SELECTED EXTRACT:
-- START --
Assuming that the Swift for...in.. can only work with a one dimensional array or collection:
then:
Suppose for a moment that one is iterating with very small incrementing or
decrementing values in a relatively large range: Unless the compiler is smart enough
to recognize this, the stride function will allocate and deliver to the for-loop a huge vector
collection or array, with maybe ten thousands of values.. making it all extremely inefficient.
This is of course an unacceptable disadvantage for often used iterating control statements.

To improve this I'd suggest why not simply let the compiler handle the iteration set up internally
like it has been done for almost half a century in most other programming languages?
I would suggest to add these new for loop variants to Swift, as an integral part of the Swift language.

for var n from 10 to 1 by -1 { } // looping backwards

for var n from -10 to 12 // here, the compiler assumes and increment value of 1, no "by" is needed.

for var x: Float from -60.0 to 120 by 0.01 { } // this one has many iterations!

for var d from 0.0 to abyss by -rate {}

I'd suggest also: All literals and vars behind the "from" should whenever possible be
implicitly converted to the loop var's type (var x here)

There's another huge advantage here. Now that the compiler sees a "from" it would
expect 2 or 3 values instead of a (sometimes huge) one dimensional vector.
(it needs to go through each value in the vector, because the vector contens
are unpredictable.)
Range and increment are now well defined, so the compiler is now able to generate
very efficient low level code which would be so much faster
that allocating and iterating through a vector.

As you can see, these for-loop variants are really clean and easy to understand.
Even those with little programming experience will grasp immediately what is
going on here!

Swift was / is also intended to offer an easy entry level for
those new to programming, much easier that starting with Objective C.
So, I'd kindly suggest keep it simple, whenever possible.

Kind Regards
Ted

Please file a bug report!
-- END --
WHAT IS ASKED:
Copy part of the forum post word for word, beginning at "I'd suggest also: All" and stopping after "are unpredictable.)". This data comes from a different source than the forum post.

(Saved data entries)
-- START --
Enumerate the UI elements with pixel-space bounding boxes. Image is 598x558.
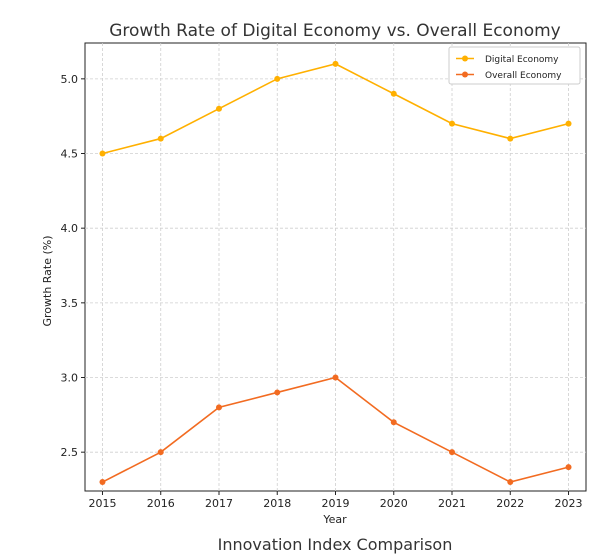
data-point: [449, 120, 456, 127]
x-tick-label: 2019: [322, 497, 350, 510]
legend-marker-digital: [462, 55, 468, 62]
data-point: [565, 120, 572, 127]
x-tick-label: 2022: [496, 497, 524, 510]
y-axis-label: Growth Rate (%): [41, 235, 54, 326]
legend-marker-overall: [462, 71, 468, 78]
data-point: [215, 404, 222, 411]
x-tick-label: 2017: [205, 497, 233, 510]
plot-area: 2015 2016 2017 2018 2019 2020 2021 2022 2023 2.5…: [61, 42, 587, 510]
series-group: [99, 60, 572, 486]
data-point: [507, 479, 514, 486]
legend-box: [448, 46, 581, 85]
y-axis-ticks: 2.5 3.0 3.5 4.0 4.5 5.0: [61, 73, 85, 459]
legend-label-overall: Overall Economy: [485, 71, 562, 81]
data-point: [332, 374, 339, 381]
x-tick-label: 2018: [263, 497, 291, 510]
data-point: [390, 419, 397, 426]
data-point: [99, 479, 106, 486]
data-point: [449, 449, 456, 456]
data-point: [390, 90, 397, 97]
x-tick-label: 2023: [555, 497, 583, 510]
y-tick-label: 4.5: [61, 148, 79, 161]
data-point: [274, 389, 281, 396]
x-tick-label: 2021: [438, 497, 466, 510]
series-overall-economy: [99, 374, 572, 486]
x-tick-label: 2016: [147, 497, 175, 510]
legend-label-digital: Digital Economy: [485, 55, 559, 65]
data-point: [507, 135, 514, 142]
data-point: [157, 135, 164, 142]
chart-title: Growth Rate of Digital Economy vs. Overa…: [109, 21, 561, 41]
x-tick-label: 2020: [380, 497, 408, 510]
data-point: [565, 464, 572, 471]
x-tick-label: 2015: [88, 497, 116, 510]
x-axis-label: Year: [322, 513, 347, 526]
y-tick-label: 3.0: [61, 372, 79, 385]
data-point: [99, 150, 106, 157]
series-digital-economy: [99, 60, 572, 157]
data-point: [157, 449, 164, 456]
grid-lines: [85, 43, 586, 491]
data-point: [274, 75, 281, 82]
x-axis-ticks: 2015 2016 2017 2018 2019 2020 2021 2022 2023: [88, 491, 583, 510]
y-tick-label: 4.0: [61, 222, 79, 235]
y-tick-label: 2.5: [61, 446, 79, 459]
data-point: [332, 60, 339, 67]
y-tick-label: 5.0: [61, 73, 79, 86]
y-tick-label: 3.5: [61, 297, 79, 310]
footer-caption: Innovation Index Comparison: [218, 535, 453, 554]
legend: Digital Economy Overall Economy: [448, 46, 581, 85]
data-point: [215, 105, 222, 112]
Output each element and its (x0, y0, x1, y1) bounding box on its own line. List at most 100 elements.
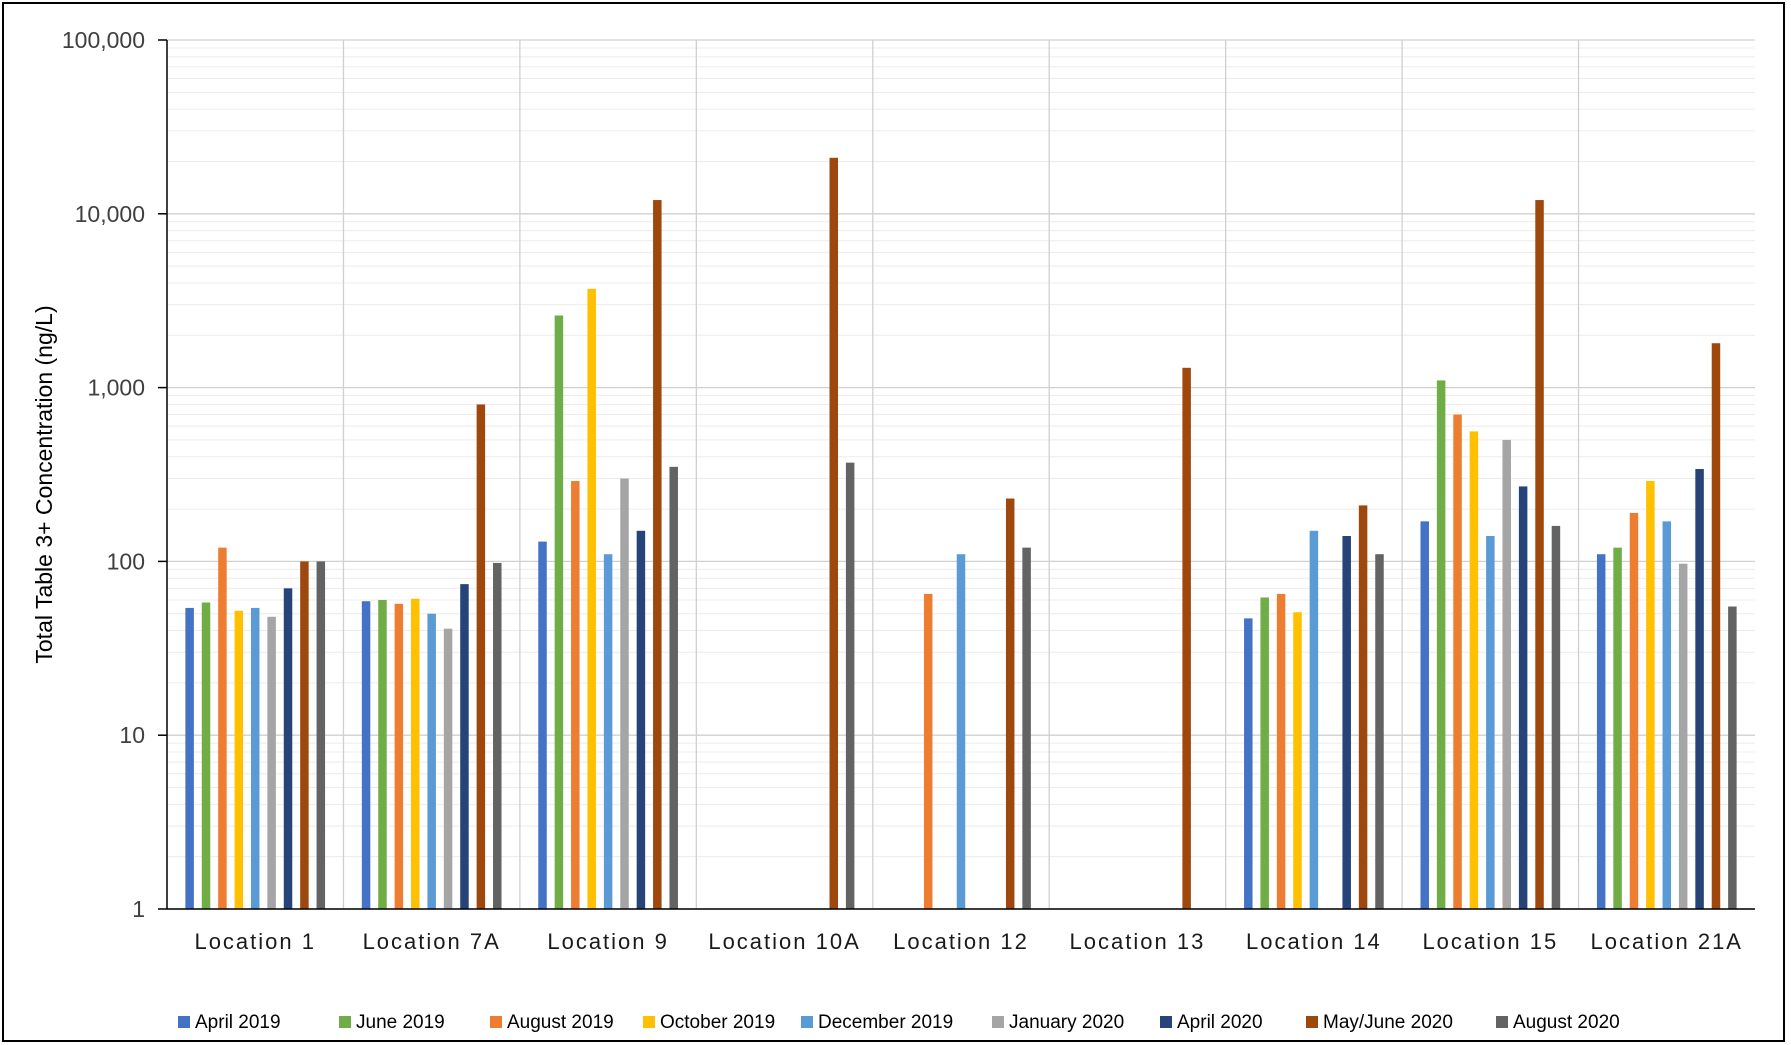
bar (1535, 200, 1544, 909)
bar (571, 481, 580, 909)
bar (1453, 414, 1462, 909)
bar (538, 541, 547, 909)
bar (1244, 618, 1253, 909)
bar (1596, 554, 1606, 909)
bar (653, 200, 662, 909)
bar (1276, 593, 1286, 909)
bar (460, 584, 469, 909)
bar (411, 598, 420, 909)
legend-swatch (1496, 1016, 1508, 1028)
bar (1182, 367, 1191, 909)
y-tick-label: 10 (119, 722, 145, 748)
bar (316, 561, 326, 909)
bar (443, 628, 453, 909)
bar (587, 288, 596, 909)
x-tick-label: Location 13 (1070, 929, 1206, 954)
bar (1613, 547, 1622, 909)
bar (1436, 380, 1446, 909)
bar (361, 601, 371, 909)
bar (1420, 521, 1429, 909)
bar (427, 613, 436, 909)
y-tick-label: 100,000 (62, 27, 145, 53)
bar (603, 554, 613, 909)
y-axis-label: Total Table 3+ Concentration (ng/L) (31, 305, 57, 663)
bar (1375, 554, 1384, 909)
x-tick-labels: Location 1 Location 7A Location 9 Location … (194, 929, 1743, 954)
legend-swatch (339, 1016, 351, 1028)
bar (267, 616, 276, 909)
x-tick-label: Location 12 (893, 929, 1029, 954)
bar (1358, 505, 1368, 909)
x-tick-label: Location 10A (708, 929, 860, 954)
bar (1551, 525, 1561, 909)
bar (476, 404, 486, 909)
bar (1309, 530, 1319, 909)
bar (829, 157, 839, 910)
x-tick-label: Location 14 (1246, 929, 1382, 954)
bar (1502, 439, 1511, 909)
bar (1711, 343, 1721, 909)
legend-label: June 2019 (356, 1012, 445, 1033)
legend-label: December 2019 (818, 1012, 953, 1033)
bar (1486, 536, 1495, 909)
bar (1293, 612, 1302, 909)
bar (1342, 536, 1351, 909)
x-tick-label: Location 1 (194, 929, 316, 954)
y-tick-label: 1,000 (87, 375, 145, 401)
bar (1678, 563, 1688, 909)
y-tick-label: 10,000 (75, 201, 145, 227)
bar (636, 530, 646, 909)
bar (283, 588, 293, 909)
bar (1022, 547, 1031, 909)
bar (493, 562, 502, 909)
legend-label: April 2019 (195, 1012, 281, 1033)
legend-swatch (801, 1016, 813, 1028)
legend: April 2019 June 2019 August 2019 October 20… (178, 1012, 1620, 1033)
bar (845, 462, 855, 909)
bars (185, 157, 1737, 910)
legend-swatch (1160, 1016, 1172, 1028)
bar (250, 607, 260, 909)
x-tick-label: Location 21A (1591, 929, 1743, 954)
bar (1728, 606, 1737, 909)
bar (956, 554, 966, 909)
bar (1005, 498, 1015, 909)
bar (669, 466, 678, 909)
legend-label: August 2020 (1513, 1012, 1620, 1033)
legend-label: October 2019 (660, 1012, 775, 1033)
legend-label: January 2020 (1009, 1012, 1124, 1033)
bar (234, 610, 244, 909)
bar (300, 561, 309, 909)
legend-swatch (178, 1016, 190, 1028)
legend-swatch (992, 1016, 1004, 1028)
bar (185, 607, 194, 909)
y-tick-labels: 1 10 100 1,000 10,000 100,000 (62, 27, 145, 922)
legend-label: April 2020 (1177, 1012, 1263, 1033)
axes (158, 39, 1755, 910)
x-tick-label: Location 15 (1422, 929, 1558, 954)
bar (923, 593, 933, 909)
bar (1518, 486, 1528, 909)
legend-swatch (490, 1016, 502, 1028)
y-tick-label: 1 (132, 896, 145, 922)
x-tick-label: Location 7A (363, 929, 501, 954)
legend-label: August 2019 (507, 1012, 614, 1033)
bar (218, 547, 227, 909)
legend-label: May/June 2020 (1323, 1012, 1453, 1033)
bar (620, 478, 629, 909)
bar (1662, 521, 1672, 909)
bar (378, 599, 387, 909)
x-tick-label: Location 9 (547, 929, 669, 954)
bar (1469, 431, 1479, 909)
bar (201, 602, 211, 909)
bar (554, 315, 564, 909)
category-gridlines (342, 40, 1580, 909)
bar (1629, 512, 1639, 909)
bar (1260, 597, 1269, 909)
bar (394, 603, 404, 909)
bar (1695, 469, 1704, 909)
legend-swatch (643, 1016, 655, 1028)
y-tick-label: 100 (107, 548, 145, 574)
bar (1646, 481, 1655, 909)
-- END --
ANSWER TO THE PROBLEM:
I'd suggest also: All literals and vars behind the "from" should whenever possible be
implicitly converted to the loop var's type (var x here)

There's another huge advantage here. Now that the compiler sees a "from" it would
expect 2 or 3 values instead of a (sometimes huge) one dimensional vector.
(it needs to go through each value in the vector, because the vector contens
are unpredictable.)